• _Stored records_:

--

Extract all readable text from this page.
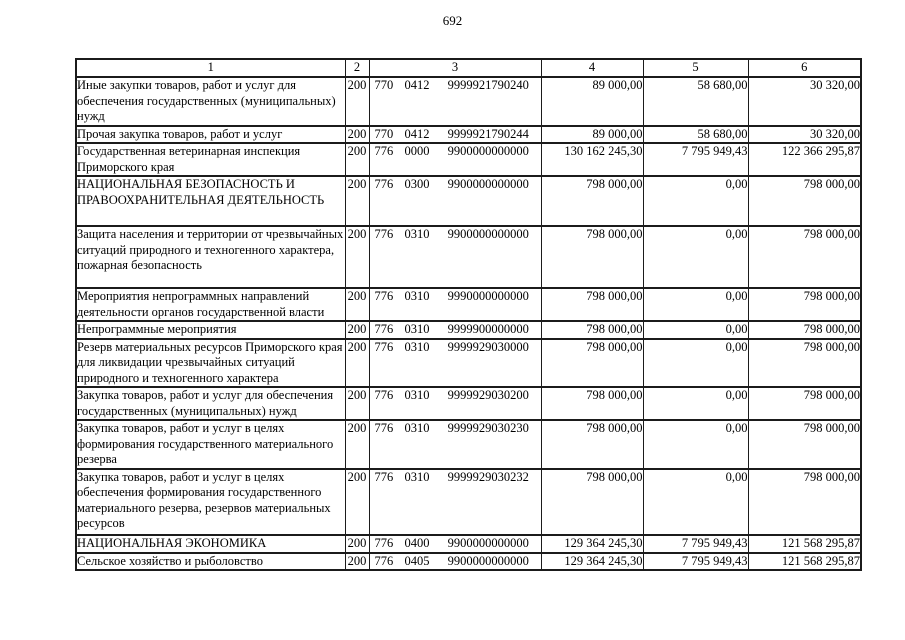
692
1	2	3	4	5	6
Иные закупки товаров, работ и услуг для обеспечения государственных (муниципальных) нужд	200	770 0412 9999921790 240	89 000,00	58 680,00	30 320,00
Прочая закупка товаров, работ и услуг	200	770 0412 9999921790 244	89 000,00	58 680,00	30 320,00
Государственная ветеринарная инспекция Приморского края	200	776 0000 9900000000 000	130 162 245,30	7 795 949,43	122 366 295,87
НАЦИОНАЛЬНАЯ БЕЗОПАСНОСТЬ И ПРАВООХРАНИТЕЛЬНАЯ ДЕЯТЕЛЬНОСТЬ	200	776 0300 9900000000 000	798 000,00	0,00	798 000,00
Защита населения и территории от чрезвычайных ситуаций природного и техногенного характера, пожарная безопасность	200	776 0310 9900000000 000	798 000,00	0,00	798 000,00
Мероприятия непрограммных направлений деятельности органов государственной власти	200	776 0310 9990000000 000	798 000,00	0,00	798 000,00
Непрограммные мероприятия	200	776 0310 9999900000 000	798 000,00	0,00	798 000,00
Резерв материальных ресурсов Приморского края для ликвидации чрезвычайных ситуаций природного и техногенного характера	200	776 0310 9999929030 000	798 000,00	0,00	798 000,00
Закупка товаров, работ и услуг для обеспечения государственных (муниципальных) нужд	200	776 0310 9999929030 200	798 000,00	0,00	798 000,00
Закупка товаров, работ и услуг в целях формирования государственного материального резерва	200	776 0310 9999929030 230	798 000,00	0,00	798 000,00
Закупка товаров, работ и услуг в целях обеспечения формирования государственного материального резерва, резервов материальных ресурсов	200	776 0310 9999929030 232	798 000,00	0,00	798 000,00
НАЦИОНАЛЬНАЯ ЭКОНОМИКА	200	776 0400 9900000000 000	129 364 245,30	7 795 949,43	121 568 295,87
Сельское хозяйство и рыболовство	200	776 0405 9900000000 000	129 364 245,30	7 795 949,43	121 568 295,87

--

Return only the number of lines in the preceding records that contain the string "материальных".

• _Response to this task_: 2